** START **
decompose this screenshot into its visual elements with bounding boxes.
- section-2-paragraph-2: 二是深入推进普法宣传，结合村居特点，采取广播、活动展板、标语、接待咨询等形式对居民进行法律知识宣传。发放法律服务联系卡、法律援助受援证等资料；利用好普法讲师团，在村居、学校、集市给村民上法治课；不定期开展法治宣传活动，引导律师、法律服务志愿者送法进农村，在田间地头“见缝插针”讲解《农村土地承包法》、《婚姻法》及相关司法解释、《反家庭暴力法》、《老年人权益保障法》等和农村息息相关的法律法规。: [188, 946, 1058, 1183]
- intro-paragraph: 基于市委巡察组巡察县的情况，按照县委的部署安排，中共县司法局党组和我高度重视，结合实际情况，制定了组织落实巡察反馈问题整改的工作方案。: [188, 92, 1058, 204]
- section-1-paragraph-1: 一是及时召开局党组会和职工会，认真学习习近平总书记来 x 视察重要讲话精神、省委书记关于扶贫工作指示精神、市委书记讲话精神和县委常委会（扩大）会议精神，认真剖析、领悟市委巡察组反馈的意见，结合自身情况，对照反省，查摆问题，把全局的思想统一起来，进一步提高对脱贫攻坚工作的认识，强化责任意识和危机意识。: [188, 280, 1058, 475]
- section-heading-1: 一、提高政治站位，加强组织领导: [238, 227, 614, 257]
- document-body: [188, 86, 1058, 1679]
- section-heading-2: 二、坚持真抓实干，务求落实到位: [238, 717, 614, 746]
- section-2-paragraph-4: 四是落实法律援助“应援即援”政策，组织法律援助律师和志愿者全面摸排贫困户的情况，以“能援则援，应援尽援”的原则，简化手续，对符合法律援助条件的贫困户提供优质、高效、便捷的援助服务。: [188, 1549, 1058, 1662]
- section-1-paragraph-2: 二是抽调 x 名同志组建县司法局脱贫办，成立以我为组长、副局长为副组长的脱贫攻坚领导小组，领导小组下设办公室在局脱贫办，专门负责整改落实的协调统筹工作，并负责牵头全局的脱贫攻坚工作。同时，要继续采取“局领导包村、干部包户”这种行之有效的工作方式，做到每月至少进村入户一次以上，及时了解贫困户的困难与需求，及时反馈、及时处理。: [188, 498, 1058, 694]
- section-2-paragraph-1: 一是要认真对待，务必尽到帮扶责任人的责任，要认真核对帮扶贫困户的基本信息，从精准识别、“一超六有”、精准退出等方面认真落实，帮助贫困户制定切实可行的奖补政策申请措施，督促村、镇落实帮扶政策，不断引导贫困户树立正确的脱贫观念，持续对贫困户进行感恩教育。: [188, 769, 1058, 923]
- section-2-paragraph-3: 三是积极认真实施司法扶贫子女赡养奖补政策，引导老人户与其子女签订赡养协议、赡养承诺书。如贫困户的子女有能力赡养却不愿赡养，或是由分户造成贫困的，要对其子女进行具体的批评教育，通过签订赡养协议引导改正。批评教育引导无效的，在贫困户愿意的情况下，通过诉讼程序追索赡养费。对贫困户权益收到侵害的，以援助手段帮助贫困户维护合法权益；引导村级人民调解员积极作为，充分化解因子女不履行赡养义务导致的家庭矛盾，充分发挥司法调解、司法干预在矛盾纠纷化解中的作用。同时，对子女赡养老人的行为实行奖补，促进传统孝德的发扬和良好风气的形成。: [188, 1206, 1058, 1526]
** END **
Goal
Put every line of the records above into a JSON list of strings, one string per line, leaving out blank lines.

Written response
[
  "decompose this screenshot into its visual elements with bounding boxes.",
  "- section-2-paragraph-2: 二是深入推进普法宣传，结合村居特点，采取广播、活动展板、标语、接待咨询等形式对居民进行法律知识宣传。发放法律服务联系卡、法律援助受援证等资料；利用好普法讲师团，在村居、学校、集市给村民上法治课；不定期开展法治宣传活动，引导律师、法律服务志愿者送法进农村，在田间地头“见缝插针”讲解《农村土地承包法》、《婚姻法》及相关司法解释、《反家庭暴力法》、《老年人权益保障法》等和农村息息相关的法律法规。: [188, 946, 1058, 1183]",
  "- intro-paragraph: 基于市委巡察组巡察县的情况，按照县委的部署安排，中共县司法局党组和我高度重视，结合实际情况，制定了组织落实巡察反馈问题整改的工作方案。: [188, 92, 1058, 204]",
  "- section-1-paragraph-1: 一是及时召开局党组会和职工会，认真学习习近平总书记来 x 视察重要讲话精神、省委书记关于扶贫工作指示精神、市委书记讲话精神和县委常委会（扩大）会议精神，认真剖析、领悟市委巡察组反馈的意见，结合自身情况，对照反省，查摆问题，把全局的思想统一起来，进一步提高对脱贫攻坚工作的认识，强化责任意识和危机意识。: [188, 280, 1058, 475]",
  "- section-heading-1: 一、提高政治站位，加强组织领导: [238, 227, 614, 257]",
  "- document-body: [188, 86, 1058, 1679]",
  "- section-heading-2: 二、坚持真抓实干，务求落实到位: [238, 717, 614, 746]",
  "- section-2-paragraph-4: 四是落实法律援助“应援即援”政策，组织法律援助律师和志愿者全面摸排贫困户的情况，以“能援则援，应援尽援”的原则，简化手续，对符合法律援助条件的贫困户提供优质、高效、便捷的援助服务。: [188, 1549, 1058, 1662]",
  "- section-1-paragraph-2: 二是抽调 x 名同志组建县司法局脱贫办，成立以我为组长、副局长为副组长的脱贫攻坚领导小组，领导小组下设办公室在局脱贫办，专门负责整改落实的协调统筹工作，并负责牵头全局的脱贫攻坚工作。同时，要继续采取“局领导包村、干部包户”这种行之有效的工作方式，做到每月至少进村入户一次以上，及时了解贫困户的困难与需求，及时反馈、及时处理。: [188, 498, 1058, 694]",
  "- section-2-paragraph-1: 一是要认真对待，务必尽到帮扶责任人的责任，要认真核对帮扶贫困户的基本信息，从精准识别、“一超六有”、精准退出等方面认真落实，帮助贫困户制定切实可行的奖补政策申请措施，督促村、镇落实帮扶政策，不断引导贫困户树立正确的脱贫观念，持续对贫困户进行感恩教育。: [188, 769, 1058, 923]",
  "- section-2-paragraph-3: 三是积极认真实施司法扶贫子女赡养奖补政策，引导老人户与其子女签订赡养协议、赡养承诺书。如贫困户的子女有能力赡养却不愿赡养，或是由分户造成贫困的，要对其子女进行具体的批评教育，通过签订赡养协议引导改正。批评教育引导无效的，在贫困户愿意的情况下，通过诉讼程序追索赡养费。对贫困户权益收到侵害的，以援助手段帮助贫困户维护合法权益；引导村级人民调解员积极作为，充分化解因子女不履行赡养义务导致的家庭矛盾，充分发挥司法调解、司法干预在矛盾纠纷化解中的作用。同时，对子女赡养老人的行为实行奖补，促进传统孝德的发扬和良好风气的形成。: [188, 1206, 1058, 1526]"
]